**EXERCISE**
Give the number of lines that contain the string "your", and nothing else.

(Saved data entries)
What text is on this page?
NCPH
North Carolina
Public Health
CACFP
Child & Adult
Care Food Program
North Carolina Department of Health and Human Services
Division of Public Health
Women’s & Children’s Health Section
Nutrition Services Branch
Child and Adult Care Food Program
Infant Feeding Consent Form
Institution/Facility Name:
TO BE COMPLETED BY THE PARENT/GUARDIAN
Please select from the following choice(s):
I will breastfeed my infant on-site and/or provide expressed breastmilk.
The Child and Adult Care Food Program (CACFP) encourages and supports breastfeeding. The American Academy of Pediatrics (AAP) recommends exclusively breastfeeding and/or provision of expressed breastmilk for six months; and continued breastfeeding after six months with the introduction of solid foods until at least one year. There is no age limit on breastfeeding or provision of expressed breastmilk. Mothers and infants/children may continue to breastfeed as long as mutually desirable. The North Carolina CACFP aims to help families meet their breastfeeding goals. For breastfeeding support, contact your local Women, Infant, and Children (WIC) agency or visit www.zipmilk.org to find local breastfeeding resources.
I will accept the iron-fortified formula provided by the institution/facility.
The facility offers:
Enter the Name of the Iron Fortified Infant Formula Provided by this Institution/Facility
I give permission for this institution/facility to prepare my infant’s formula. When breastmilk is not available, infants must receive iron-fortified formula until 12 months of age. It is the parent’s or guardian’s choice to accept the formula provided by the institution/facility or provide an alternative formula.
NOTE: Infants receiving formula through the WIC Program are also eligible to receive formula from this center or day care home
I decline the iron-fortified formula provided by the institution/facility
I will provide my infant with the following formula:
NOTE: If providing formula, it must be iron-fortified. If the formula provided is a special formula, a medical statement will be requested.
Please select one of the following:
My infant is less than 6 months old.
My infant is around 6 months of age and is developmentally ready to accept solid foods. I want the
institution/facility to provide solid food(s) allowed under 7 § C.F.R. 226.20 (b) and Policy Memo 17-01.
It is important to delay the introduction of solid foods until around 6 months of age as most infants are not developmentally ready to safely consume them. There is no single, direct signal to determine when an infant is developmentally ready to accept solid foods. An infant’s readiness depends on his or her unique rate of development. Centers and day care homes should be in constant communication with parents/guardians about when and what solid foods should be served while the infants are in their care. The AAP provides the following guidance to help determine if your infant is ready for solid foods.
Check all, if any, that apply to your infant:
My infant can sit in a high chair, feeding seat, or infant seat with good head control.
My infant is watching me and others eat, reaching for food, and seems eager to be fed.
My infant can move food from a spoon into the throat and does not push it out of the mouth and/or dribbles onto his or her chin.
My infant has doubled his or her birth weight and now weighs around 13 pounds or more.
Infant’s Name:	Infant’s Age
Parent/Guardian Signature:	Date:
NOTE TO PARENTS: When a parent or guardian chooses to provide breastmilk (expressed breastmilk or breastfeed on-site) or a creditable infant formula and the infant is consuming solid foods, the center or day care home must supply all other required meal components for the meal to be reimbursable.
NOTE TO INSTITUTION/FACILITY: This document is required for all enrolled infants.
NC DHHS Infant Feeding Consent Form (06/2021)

**EXERCISE SOLUTION**
3